▸ TASK REQUIREMENTS:
Pictures are not part of the copy; repeat everything else in the records exactly.

Stored data entries
···
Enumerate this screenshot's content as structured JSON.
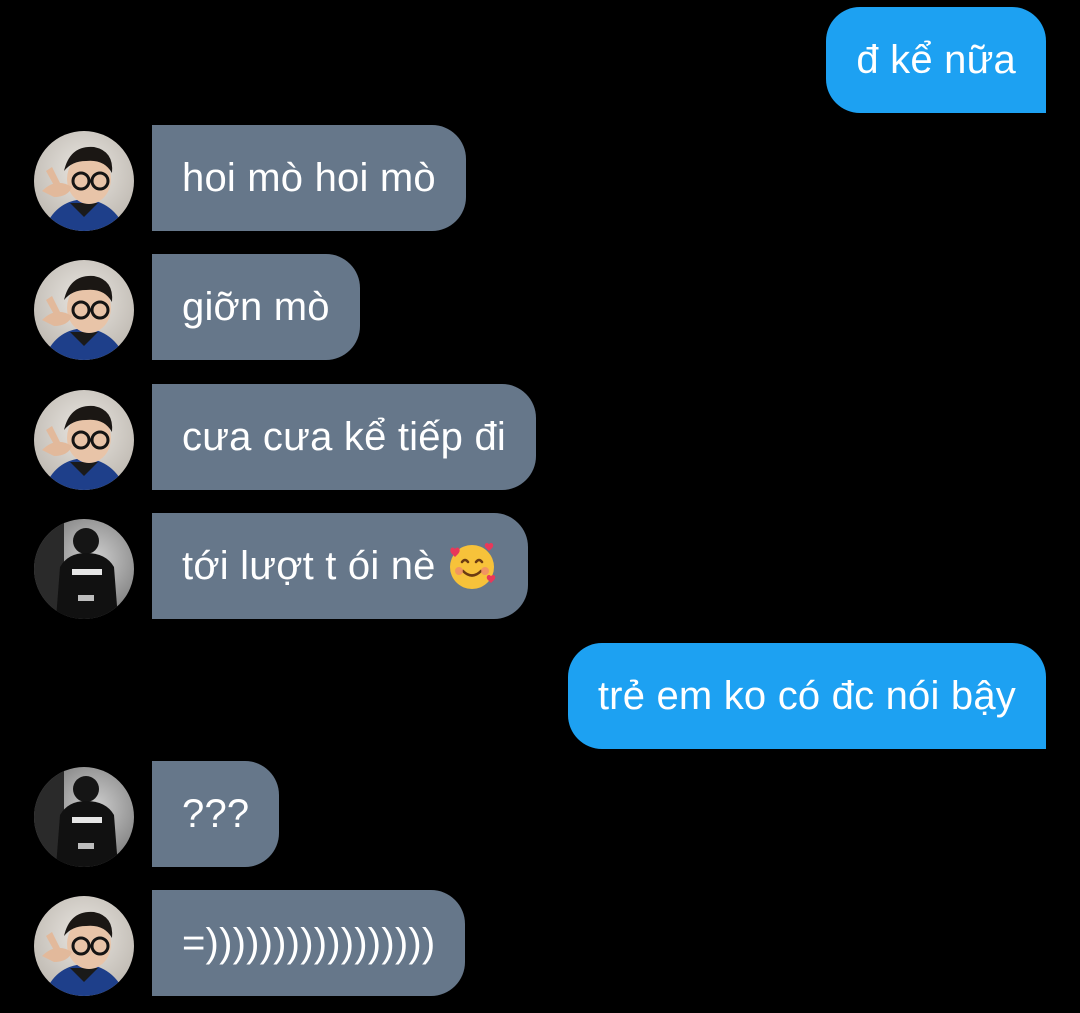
{
  "conversation": {
    "messages": [
      {
        "side": "out",
        "text": "đ kể nữa"
      },
      {
        "side": "in",
        "avatar": "glasses-boy",
        "text": "hoi mò hoi mò"
      },
      {
        "side": "in",
        "avatar": "glasses-boy",
        "text": "giỡn mò"
      },
      {
        "side": "in",
        "avatar": "glasses-boy",
        "text": "cưa cưa kể tiếp đi"
      },
      {
        "side": "in",
        "avatar": "jacket-back",
        "text": "tới lượt t ói nè",
        "emoji": "smiling-face-with-hearts"
      },
      {
        "side": "out",
        "text": "trẻ em ko có đc nói bậy"
      },
      {
        "side": "in",
        "avatar": "jacket-back",
        "text": "???"
      },
      {
        "side": "in",
        "avatar": "glasses-boy",
        "text": "=)))))))))))))))))"
      }
    ]
  },
  "colors": {
    "background": "#000000",
    "incoming_bubble": "#66778a",
    "outgoing_bubble": "#1da1f2",
    "text": "#ffffff"
  }
}
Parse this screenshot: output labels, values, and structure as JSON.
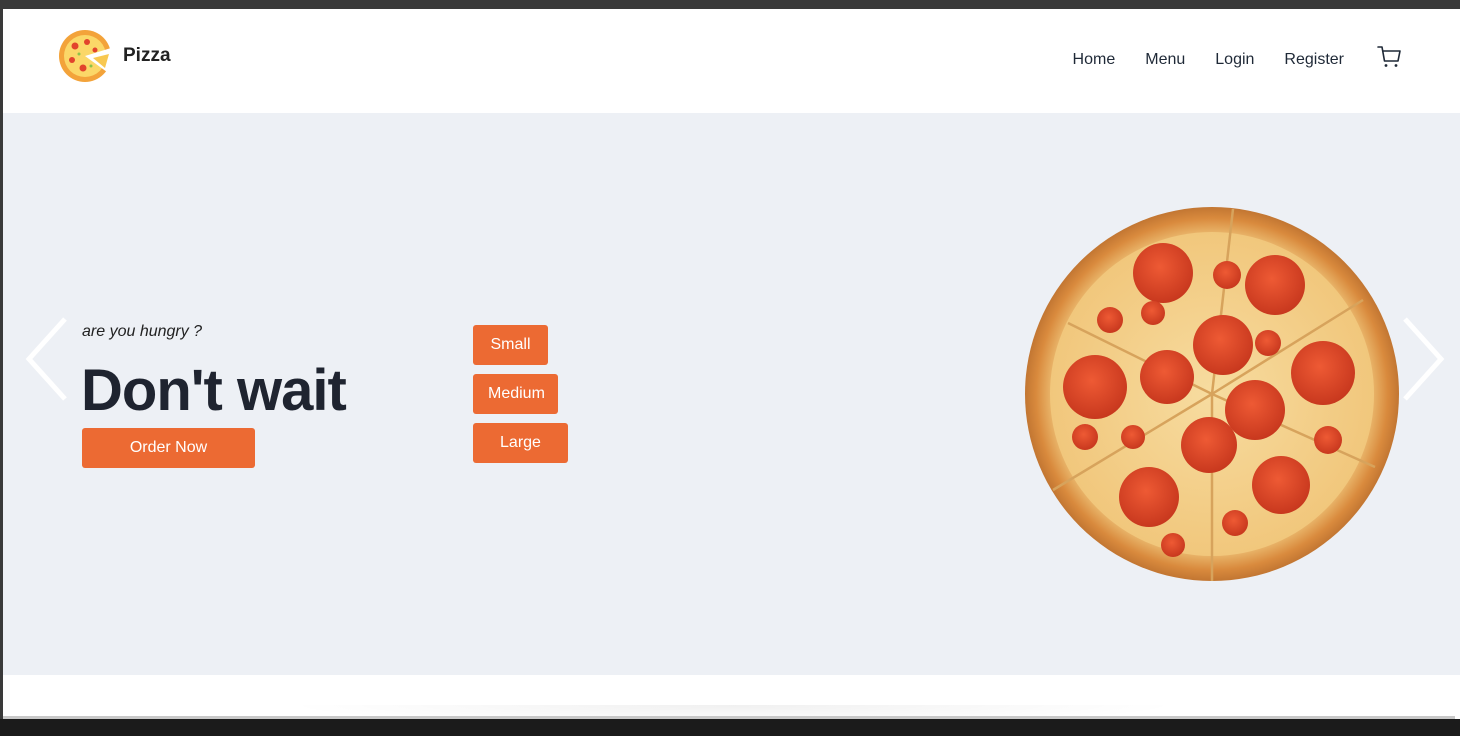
{
  "header": {
    "brand": "Pizza",
    "logo_icon": "pizza-logo-icon",
    "nav": [
      "Home",
      "Menu",
      "Login",
      "Register"
    ],
    "cart_icon": "cart-icon"
  },
  "hero": {
    "tagline": "are you hungry ?",
    "headline": "Don't wait",
    "order_label": "Order Now",
    "sizes": [
      "Small",
      "Medium",
      "Large"
    ],
    "accent_color": "#ec6a33",
    "background_color": "#edf0f5",
    "image": "pepperoni-pizza",
    "prev_icon": "chevron-left-icon",
    "next_icon": "chevron-right-icon"
  }
}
···
▸ SOLUTION TO THE EXERCISE:
Enumerate this screenshot's content as structured JSON.
{
  "conversation": {
    "messages": [
      {
        "side": "out",
        "text": "đ kể nữa"
      },
      {
        "side": "in",
        "avatar": "glasses-boy",
        "text": "hoi mò hoi mò"
      },
      {
        "side": "in",
        "avatar": "glasses-boy",
        "text": "giỡn mò"
      },
      {
        "side": "in",
        "avatar": "glasses-boy",
        "text": "cưa cưa kể tiếp đi"
      },
      {
        "side": "in",
        "avatar": "jacket-back",
        "text": "tới lượt t ói nè",
        "emoji": "smiling-face-with-hearts"
      },
      {
        "side": "out",
        "text": "trẻ em ko có đc nói bậy"
      },
      {
        "side": "in",
        "avatar": "jacket-back",
        "text": "???"
      },
      {
        "side": "in",
        "avatar": "glasses-boy",
        "text": "=)))))))))))))))))"
      }
    ]
  },
  "colors": {
    "background": "#000000",
    "incoming_bubble": "#66778a",
    "outgoing_bubble": "#1da1f2",
    "text": "#ffffff"
  }
}
Parse this screenshot: output labels, values, and structure as JSON.
{
  "header": {
    "brand": "Pizza",
    "logo_icon": "pizza-logo-icon",
    "nav": [
      "Home",
      "Menu",
      "Login",
      "Register"
    ],
    "cart_icon": "cart-icon"
  },
  "hero": {
    "tagline": "are you hungry ?",
    "headline": "Don't wait",
    "order_label": "Order Now",
    "sizes": [
      "Small",
      "Medium",
      "Large"
    ],
    "accent_color": "#ec6a33",
    "background_color": "#edf0f5",
    "image": "pepperoni-pizza",
    "prev_icon": "chevron-left-icon",
    "next_icon": "chevron-right-icon"
  }
}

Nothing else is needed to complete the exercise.